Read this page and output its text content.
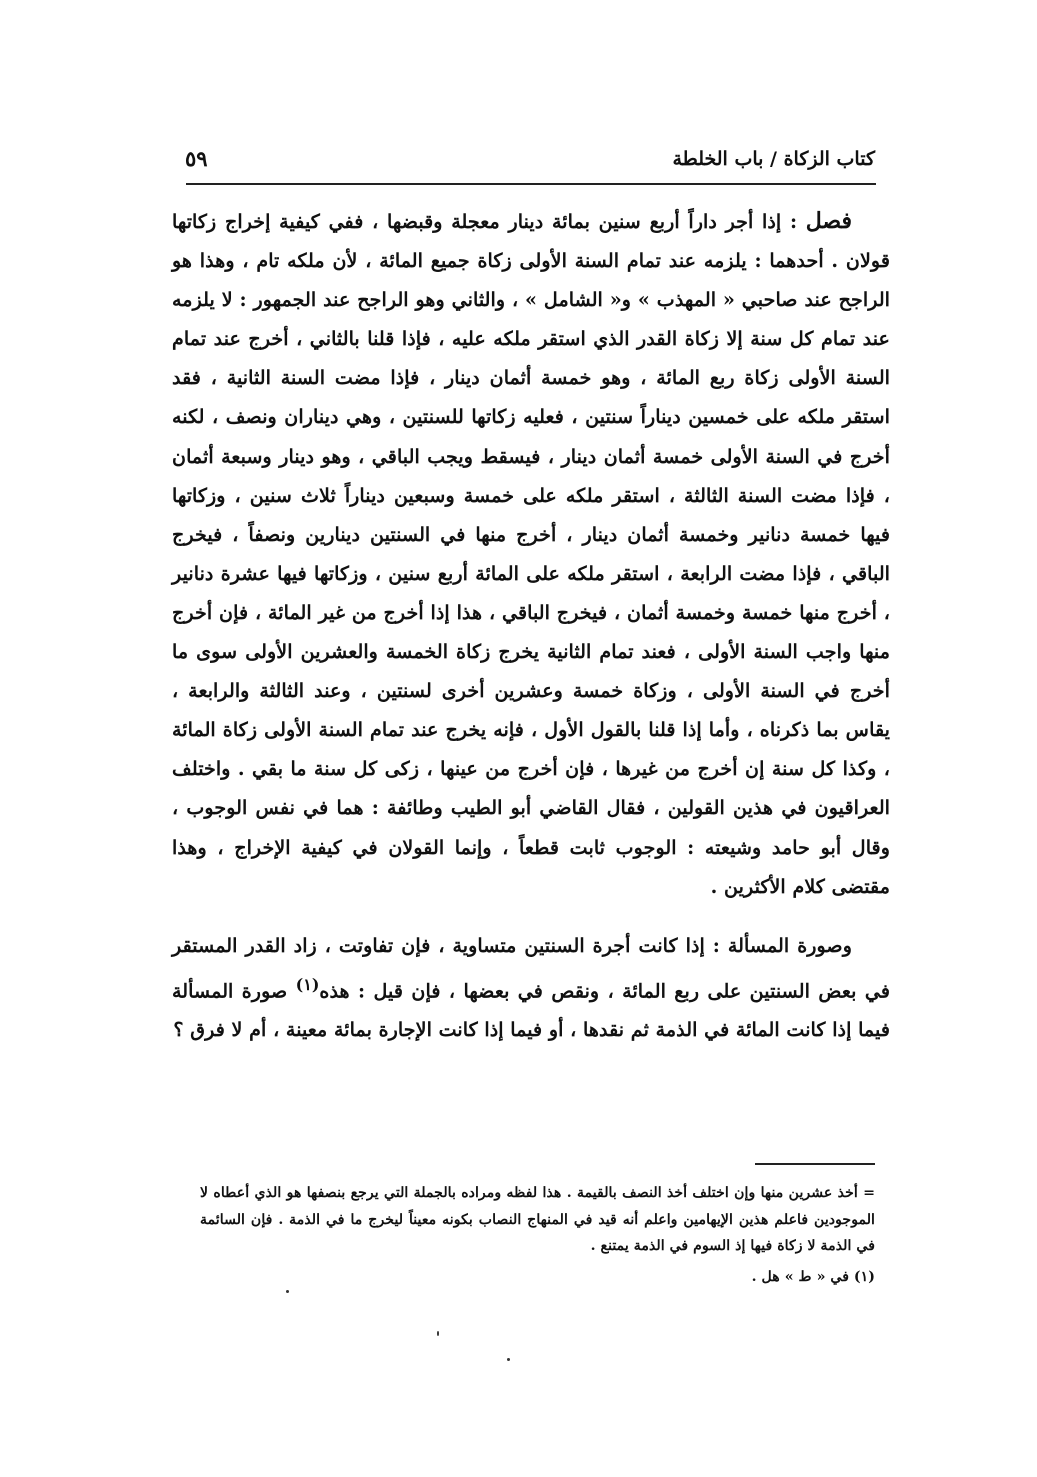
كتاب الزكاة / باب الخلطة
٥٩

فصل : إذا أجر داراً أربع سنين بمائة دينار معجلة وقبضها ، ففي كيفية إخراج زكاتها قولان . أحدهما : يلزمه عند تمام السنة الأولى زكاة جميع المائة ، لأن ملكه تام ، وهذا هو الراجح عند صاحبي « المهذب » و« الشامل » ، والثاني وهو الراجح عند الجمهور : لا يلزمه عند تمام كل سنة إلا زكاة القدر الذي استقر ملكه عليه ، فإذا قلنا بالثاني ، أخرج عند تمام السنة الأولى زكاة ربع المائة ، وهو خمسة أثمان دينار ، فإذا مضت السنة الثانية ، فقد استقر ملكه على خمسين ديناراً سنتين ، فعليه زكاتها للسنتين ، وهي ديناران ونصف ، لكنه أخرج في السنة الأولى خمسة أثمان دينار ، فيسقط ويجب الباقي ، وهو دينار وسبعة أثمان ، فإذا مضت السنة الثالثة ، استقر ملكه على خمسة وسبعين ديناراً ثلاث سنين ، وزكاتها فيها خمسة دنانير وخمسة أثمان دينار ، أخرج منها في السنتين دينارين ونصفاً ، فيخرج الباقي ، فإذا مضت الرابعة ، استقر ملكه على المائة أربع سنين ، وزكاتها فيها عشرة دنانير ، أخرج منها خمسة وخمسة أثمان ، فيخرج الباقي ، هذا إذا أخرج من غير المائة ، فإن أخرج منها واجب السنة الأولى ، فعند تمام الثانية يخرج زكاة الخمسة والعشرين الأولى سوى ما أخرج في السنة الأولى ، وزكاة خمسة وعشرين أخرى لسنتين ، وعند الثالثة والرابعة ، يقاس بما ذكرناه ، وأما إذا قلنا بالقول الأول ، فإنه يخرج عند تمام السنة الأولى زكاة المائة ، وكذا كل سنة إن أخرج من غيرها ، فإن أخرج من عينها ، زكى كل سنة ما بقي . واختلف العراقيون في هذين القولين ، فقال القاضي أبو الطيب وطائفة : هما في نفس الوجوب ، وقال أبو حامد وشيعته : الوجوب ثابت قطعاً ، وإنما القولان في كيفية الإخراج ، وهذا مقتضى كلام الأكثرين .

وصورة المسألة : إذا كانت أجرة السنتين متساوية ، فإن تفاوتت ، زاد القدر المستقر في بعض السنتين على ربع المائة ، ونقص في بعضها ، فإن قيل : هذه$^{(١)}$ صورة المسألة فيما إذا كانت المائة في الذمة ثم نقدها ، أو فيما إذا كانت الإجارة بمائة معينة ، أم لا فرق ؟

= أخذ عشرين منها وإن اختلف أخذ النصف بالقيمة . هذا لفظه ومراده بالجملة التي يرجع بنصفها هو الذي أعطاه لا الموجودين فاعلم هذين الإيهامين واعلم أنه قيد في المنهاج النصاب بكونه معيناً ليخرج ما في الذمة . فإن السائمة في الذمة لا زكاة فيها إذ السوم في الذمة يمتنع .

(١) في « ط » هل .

++++

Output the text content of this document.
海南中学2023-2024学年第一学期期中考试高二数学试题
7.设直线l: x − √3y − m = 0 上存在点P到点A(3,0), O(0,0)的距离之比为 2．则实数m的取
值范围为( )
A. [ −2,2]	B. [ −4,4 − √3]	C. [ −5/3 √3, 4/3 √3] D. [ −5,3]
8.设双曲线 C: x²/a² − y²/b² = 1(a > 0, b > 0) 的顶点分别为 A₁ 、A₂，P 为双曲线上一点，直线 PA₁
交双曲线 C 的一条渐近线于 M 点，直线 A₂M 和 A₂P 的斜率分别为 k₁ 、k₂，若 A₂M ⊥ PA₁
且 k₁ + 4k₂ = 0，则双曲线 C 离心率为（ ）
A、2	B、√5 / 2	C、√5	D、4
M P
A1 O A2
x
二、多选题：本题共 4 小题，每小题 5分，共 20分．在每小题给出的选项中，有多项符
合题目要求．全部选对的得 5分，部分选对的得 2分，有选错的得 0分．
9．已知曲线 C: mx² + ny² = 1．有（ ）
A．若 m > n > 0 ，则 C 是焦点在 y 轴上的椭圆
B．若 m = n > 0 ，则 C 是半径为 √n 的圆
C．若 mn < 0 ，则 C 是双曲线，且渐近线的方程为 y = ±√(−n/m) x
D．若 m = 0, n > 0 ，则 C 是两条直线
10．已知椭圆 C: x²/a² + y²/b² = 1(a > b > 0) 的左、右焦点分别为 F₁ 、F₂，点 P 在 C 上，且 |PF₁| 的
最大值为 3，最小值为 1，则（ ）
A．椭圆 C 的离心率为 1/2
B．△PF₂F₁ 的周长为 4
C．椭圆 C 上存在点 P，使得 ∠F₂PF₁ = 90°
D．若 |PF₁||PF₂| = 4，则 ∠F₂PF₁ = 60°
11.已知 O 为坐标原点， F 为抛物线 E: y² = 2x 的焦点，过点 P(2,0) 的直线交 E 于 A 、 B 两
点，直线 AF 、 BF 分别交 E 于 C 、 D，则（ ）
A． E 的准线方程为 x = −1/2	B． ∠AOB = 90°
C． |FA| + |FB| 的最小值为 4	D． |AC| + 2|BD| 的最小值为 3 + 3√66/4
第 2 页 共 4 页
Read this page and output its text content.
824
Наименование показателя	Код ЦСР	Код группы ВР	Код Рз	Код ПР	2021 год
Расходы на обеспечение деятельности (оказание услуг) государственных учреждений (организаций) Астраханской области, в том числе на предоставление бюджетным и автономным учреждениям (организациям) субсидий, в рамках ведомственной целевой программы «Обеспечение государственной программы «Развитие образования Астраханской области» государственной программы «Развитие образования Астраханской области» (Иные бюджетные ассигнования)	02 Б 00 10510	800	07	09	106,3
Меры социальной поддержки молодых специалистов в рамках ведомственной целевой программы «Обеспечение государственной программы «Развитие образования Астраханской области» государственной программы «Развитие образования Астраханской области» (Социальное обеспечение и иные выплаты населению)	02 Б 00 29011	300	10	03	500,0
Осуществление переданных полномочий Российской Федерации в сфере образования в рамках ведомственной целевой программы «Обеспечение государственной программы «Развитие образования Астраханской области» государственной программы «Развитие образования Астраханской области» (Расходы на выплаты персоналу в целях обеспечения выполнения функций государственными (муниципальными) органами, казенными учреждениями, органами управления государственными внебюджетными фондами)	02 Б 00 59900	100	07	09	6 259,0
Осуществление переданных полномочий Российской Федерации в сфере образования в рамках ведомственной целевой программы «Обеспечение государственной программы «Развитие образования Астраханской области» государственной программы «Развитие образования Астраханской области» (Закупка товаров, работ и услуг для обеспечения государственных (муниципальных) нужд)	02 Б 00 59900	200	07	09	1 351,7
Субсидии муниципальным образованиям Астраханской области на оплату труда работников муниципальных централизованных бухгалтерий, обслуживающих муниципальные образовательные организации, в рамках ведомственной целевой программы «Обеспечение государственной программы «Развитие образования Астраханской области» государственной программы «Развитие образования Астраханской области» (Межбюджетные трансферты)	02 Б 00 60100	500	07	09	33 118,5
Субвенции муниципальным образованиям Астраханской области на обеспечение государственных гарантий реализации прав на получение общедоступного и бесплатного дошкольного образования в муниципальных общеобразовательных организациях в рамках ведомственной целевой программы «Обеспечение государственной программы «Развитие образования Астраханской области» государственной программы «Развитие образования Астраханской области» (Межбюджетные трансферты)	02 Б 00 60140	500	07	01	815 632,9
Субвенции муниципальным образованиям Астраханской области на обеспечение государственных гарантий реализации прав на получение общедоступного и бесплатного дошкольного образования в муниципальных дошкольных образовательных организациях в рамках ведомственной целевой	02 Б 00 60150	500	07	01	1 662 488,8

++++

# Stated task:
Gather all the lines that include the word "الذمة" and copy them out.

# Answer to the exercise:
وصورة المسألة : إذا كانت أجرة السنتين متساوية ، فإن تفاوتت ، زاد القدر المستقر في بعض السنتين على ربع المائة ، ونقص في بعضها ، فإن قيل : هذه$^{(١)}$ صورة المسألة فيما إذا كانت المائة في الذمة ثم نقدها ، أو فيما إذا كانت الإجارة بمائة معينة ، أم لا فرق ؟
= أخذ عشرين منها وإن اختلف أخذ النصف بالقيمة . هذا لفظه ومراده بالجملة التي يرجع بنصفها هو الذي أعطاه لا الموجودين فاعلم هذين الإيهامين واعلم أنه قيد في المنهاج النصاب بكونه معيناً ليخرج ما في الذمة . فإن السائمة في الذمة لا زكاة فيها إذ السوم في الذمة يمتنع .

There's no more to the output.